> **SHORT PROBLEM**
Copy the listing below line for line, with no changes.

##### DATASET RECORDS

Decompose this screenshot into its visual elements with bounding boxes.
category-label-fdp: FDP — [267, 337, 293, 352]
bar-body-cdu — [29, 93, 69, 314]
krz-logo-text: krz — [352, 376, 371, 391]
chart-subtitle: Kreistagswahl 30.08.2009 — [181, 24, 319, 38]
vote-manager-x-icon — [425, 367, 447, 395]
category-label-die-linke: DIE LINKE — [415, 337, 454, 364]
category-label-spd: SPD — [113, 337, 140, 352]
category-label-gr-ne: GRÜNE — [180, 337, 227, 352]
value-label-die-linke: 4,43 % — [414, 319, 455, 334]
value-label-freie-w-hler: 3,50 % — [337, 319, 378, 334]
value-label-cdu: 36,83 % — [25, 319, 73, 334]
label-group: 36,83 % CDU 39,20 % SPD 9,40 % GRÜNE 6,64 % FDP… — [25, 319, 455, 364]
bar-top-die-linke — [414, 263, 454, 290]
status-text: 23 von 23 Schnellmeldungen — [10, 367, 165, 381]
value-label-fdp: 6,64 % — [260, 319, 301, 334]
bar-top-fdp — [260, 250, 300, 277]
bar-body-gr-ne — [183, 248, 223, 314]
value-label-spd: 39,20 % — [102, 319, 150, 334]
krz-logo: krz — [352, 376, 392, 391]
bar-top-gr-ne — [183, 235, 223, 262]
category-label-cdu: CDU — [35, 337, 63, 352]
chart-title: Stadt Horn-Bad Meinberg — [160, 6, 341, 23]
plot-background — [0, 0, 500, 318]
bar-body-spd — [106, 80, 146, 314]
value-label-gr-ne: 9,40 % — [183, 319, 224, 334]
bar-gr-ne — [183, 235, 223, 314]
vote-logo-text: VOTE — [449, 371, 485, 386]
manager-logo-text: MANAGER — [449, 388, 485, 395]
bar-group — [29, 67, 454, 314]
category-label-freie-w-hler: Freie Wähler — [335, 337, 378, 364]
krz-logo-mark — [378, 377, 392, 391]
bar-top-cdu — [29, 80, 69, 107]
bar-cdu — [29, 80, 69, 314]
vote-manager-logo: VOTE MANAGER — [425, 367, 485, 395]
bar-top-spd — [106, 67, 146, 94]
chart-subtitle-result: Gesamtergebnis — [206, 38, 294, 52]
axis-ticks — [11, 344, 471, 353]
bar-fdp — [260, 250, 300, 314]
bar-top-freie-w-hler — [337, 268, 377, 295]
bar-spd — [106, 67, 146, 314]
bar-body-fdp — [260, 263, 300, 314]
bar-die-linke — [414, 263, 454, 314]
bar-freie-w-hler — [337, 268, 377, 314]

##########

> **RESULT**
Decompose this screenshot into its visual elements with bounding boxes.
category-label-fdp: FDP — [267, 337, 293, 352]
bar-body-cdu — [29, 93, 69, 314]
krz-logo-text: krz — [352, 376, 371, 391]
chart-subtitle: Kreistagswahl 30.08.2009 — [181, 24, 319, 38]
vote-manager-x-icon — [425, 367, 447, 395]
category-label-die-linke: DIE LINKE — [415, 337, 454, 364]
category-label-spd: SPD — [113, 337, 140, 352]
category-label-gr-ne: GRÜNE — [180, 337, 227, 352]
value-label-die-linke: 4,43 % — [414, 319, 455, 334]
value-label-freie-w-hler: 3,50 % — [337, 319, 378, 334]
value-label-cdu: 36,83 % — [25, 319, 73, 334]
label-group: 36,83 % CDU 39,20 % SPD 9,40 % GRÜNE 6,64 % FDP… — [25, 319, 455, 364]
bar-top-die-linke — [414, 263, 454, 290]
status-text: 23 von 23 Schnellmeldungen — [10, 367, 165, 381]
value-label-fdp: 6,64 % — [260, 319, 301, 334]
bar-top-fdp — [260, 250, 300, 277]
bar-body-gr-ne — [183, 248, 223, 314]
value-label-spd: 39,20 % — [102, 319, 150, 334]
krz-logo: krz — [352, 376, 392, 391]
bar-top-gr-ne — [183, 235, 223, 262]
category-label-cdu: CDU — [35, 337, 63, 352]
chart-title: Stadt Horn-Bad Meinberg — [160, 6, 341, 23]
plot-background — [0, 0, 500, 318]
bar-body-spd — [106, 80, 146, 314]
value-label-gr-ne: 9,40 % — [183, 319, 224, 334]
bar-gr-ne — [183, 235, 223, 314]
vote-logo-text: VOTE — [449, 371, 485, 386]
manager-logo-text: MANAGER — [449, 388, 485, 395]
bar-group — [29, 67, 454, 314]
category-label-freie-w-hler: Freie Wähler — [335, 337, 378, 364]
krz-logo-mark — [378, 377, 392, 391]
bar-top-cdu — [29, 80, 69, 107]
bar-cdu — [29, 80, 69, 314]
vote-manager-logo: VOTE MANAGER — [425, 367, 485, 395]
bar-top-spd — [106, 67, 146, 94]
chart-subtitle-result: Gesamtergebnis — [206, 38, 294, 52]
axis-ticks — [11, 344, 471, 353]
bar-fdp — [260, 250, 300, 314]
bar-top-freie-w-hler — [337, 268, 377, 295]
bar-spd — [106, 67, 146, 314]
bar-body-fdp — [260, 263, 300, 314]
bar-die-linke — [414, 263, 454, 314]
bar-freie-w-hler — [337, 268, 377, 314]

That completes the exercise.